**Your task:** Reading down the listing below, count the lines where the word "pounds" shows up, then give only that count.

**Given records:**
## Begin
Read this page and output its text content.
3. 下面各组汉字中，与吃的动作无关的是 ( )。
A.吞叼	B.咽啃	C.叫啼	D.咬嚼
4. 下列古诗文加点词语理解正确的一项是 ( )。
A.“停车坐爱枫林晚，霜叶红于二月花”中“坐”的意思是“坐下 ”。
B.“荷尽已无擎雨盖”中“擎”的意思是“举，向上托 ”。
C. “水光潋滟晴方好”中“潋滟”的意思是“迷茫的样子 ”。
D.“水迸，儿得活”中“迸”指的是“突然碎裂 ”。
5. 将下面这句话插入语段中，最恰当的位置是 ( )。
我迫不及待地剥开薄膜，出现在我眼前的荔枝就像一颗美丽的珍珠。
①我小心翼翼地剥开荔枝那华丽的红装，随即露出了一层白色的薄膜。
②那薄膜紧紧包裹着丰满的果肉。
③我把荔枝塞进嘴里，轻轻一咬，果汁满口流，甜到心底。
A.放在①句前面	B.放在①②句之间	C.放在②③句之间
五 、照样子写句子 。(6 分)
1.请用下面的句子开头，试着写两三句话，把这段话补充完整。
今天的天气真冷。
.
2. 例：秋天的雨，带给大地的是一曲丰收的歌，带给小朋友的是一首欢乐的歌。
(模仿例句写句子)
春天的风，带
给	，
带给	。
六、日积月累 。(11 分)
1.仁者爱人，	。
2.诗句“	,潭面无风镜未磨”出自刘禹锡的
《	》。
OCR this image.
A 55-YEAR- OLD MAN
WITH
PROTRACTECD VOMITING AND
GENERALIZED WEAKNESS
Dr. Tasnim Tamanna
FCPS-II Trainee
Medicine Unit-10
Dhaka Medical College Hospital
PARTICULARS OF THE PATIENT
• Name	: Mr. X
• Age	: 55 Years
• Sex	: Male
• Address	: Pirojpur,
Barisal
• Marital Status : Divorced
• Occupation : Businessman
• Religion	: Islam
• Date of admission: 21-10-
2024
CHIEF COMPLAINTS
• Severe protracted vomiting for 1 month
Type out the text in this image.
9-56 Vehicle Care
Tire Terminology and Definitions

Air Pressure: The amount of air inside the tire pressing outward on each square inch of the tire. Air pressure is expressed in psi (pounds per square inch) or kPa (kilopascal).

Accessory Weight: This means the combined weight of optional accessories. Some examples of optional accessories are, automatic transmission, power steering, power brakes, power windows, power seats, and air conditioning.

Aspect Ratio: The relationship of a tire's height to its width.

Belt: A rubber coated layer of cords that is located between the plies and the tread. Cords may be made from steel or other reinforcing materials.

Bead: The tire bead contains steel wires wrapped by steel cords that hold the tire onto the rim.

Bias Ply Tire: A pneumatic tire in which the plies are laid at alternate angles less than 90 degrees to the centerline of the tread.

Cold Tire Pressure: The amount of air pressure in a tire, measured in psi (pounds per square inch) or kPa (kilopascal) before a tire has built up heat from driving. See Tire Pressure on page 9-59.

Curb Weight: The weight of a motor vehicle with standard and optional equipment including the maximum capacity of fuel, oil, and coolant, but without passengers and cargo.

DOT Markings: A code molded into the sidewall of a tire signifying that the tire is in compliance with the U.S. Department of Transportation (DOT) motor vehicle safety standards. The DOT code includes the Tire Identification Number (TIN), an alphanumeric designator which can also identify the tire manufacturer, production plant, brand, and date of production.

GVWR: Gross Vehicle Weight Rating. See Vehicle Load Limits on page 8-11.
## End
**Correct output:** 2